_TASK INPUTS_

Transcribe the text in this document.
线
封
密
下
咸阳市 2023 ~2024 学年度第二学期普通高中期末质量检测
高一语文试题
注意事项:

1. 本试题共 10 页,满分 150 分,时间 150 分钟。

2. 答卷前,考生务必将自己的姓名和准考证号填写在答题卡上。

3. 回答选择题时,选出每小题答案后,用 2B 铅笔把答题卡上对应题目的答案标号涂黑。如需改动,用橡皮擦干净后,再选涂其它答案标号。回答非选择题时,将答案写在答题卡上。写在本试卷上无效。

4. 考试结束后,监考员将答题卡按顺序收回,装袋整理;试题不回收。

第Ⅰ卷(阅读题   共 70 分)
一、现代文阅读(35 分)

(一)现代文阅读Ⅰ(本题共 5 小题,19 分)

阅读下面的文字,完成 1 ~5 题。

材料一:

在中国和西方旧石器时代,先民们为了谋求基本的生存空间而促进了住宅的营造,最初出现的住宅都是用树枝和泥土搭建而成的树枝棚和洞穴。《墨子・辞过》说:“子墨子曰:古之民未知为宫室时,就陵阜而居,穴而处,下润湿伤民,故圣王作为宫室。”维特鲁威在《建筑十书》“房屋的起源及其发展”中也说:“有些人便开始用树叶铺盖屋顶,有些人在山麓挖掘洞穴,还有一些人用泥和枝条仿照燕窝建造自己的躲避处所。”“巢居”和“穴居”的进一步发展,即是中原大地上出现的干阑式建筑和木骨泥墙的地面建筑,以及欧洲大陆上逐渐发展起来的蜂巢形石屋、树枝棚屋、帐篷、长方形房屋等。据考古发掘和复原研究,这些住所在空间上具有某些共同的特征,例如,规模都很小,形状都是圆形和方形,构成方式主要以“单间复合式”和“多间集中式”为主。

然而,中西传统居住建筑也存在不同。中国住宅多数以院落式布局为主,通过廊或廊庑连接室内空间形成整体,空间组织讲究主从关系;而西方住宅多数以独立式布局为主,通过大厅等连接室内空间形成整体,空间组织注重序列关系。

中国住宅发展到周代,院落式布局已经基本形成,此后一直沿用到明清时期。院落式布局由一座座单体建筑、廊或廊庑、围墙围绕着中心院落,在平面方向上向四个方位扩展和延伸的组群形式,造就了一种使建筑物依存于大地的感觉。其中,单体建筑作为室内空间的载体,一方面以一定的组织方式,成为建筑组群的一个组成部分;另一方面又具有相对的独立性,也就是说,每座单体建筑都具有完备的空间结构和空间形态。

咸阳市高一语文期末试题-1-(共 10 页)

_EXERCISE_
Give all the records again. Match them exactly.

_EXERCISE OUTPUT_
Transcribe the text in this document.
线
封
密
下
咸阳市 2023 ~2024 学年度第二学期普通高中期末质量检测
高一语文试题
注意事项:

1. 本试题共 10 页,满分 150 分,时间 150 分钟。

2. 答卷前,考生务必将自己的姓名和准考证号填写在答题卡上。

3. 回答选择题时,选出每小题答案后,用 2B 铅笔把答题卡上对应题目的答案标号涂黑。如需改动,用橡皮擦干净后,再选涂其它答案标号。回答非选择题时,将答案写在答题卡上。写在本试卷上无效。

4. 考试结束后,监考员将答题卡按顺序收回,装袋整理;试题不回收。

第Ⅰ卷(阅读题   共 70 分)
一、现代文阅读(35 分)

(一)现代文阅读Ⅰ(本题共 5 小题,19 分)

阅读下面的文字,完成 1 ~5 题。

材料一:

在中国和西方旧石器时代,先民们为了谋求基本的生存空间而促进了住宅的营造,最初出现的住宅都是用树枝和泥土搭建而成的树枝棚和洞穴。《墨子・辞过》说:“子墨子曰:古之民未知为宫室时,就陵阜而居,穴而处,下润湿伤民,故圣王作为宫室。”维特鲁威在《建筑十书》“房屋的起源及其发展”中也说:“有些人便开始用树叶铺盖屋顶,有些人在山麓挖掘洞穴,还有一些人用泥和枝条仿照燕窝建造自己的躲避处所。”“巢居”和“穴居”的进一步发展,即是中原大地上出现的干阑式建筑和木骨泥墙的地面建筑,以及欧洲大陆上逐渐发展起来的蜂巢形石屋、树枝棚屋、帐篷、长方形房屋等。据考古发掘和复原研究,这些住所在空间上具有某些共同的特征,例如,规模都很小,形状都是圆形和方形,构成方式主要以“单间复合式”和“多间集中式”为主。

然而,中西传统居住建筑也存在不同。中国住宅多数以院落式布局为主,通过廊或廊庑连接室内空间形成整体,空间组织讲究主从关系;而西方住宅多数以独立式布局为主,通过大厅等连接室内空间形成整体,空间组织注重序列关系。

中国住宅发展到周代,院落式布局已经基本形成,此后一直沿用到明清时期。院落式布局由一座座单体建筑、廊或廊庑、围墙围绕着中心院落,在平面方向上向四个方位扩展和延伸的组群形式,造就了一种使建筑物依存于大地的感觉。其中,单体建筑作为室内空间的载体,一方面以一定的组织方式,成为建筑组群的一个组成部分;另一方面又具有相对的独立性,也就是说,每座单体建筑都具有完备的空间结构和空间形态。

咸阳市高一语文期末试题-1-(共 10 页)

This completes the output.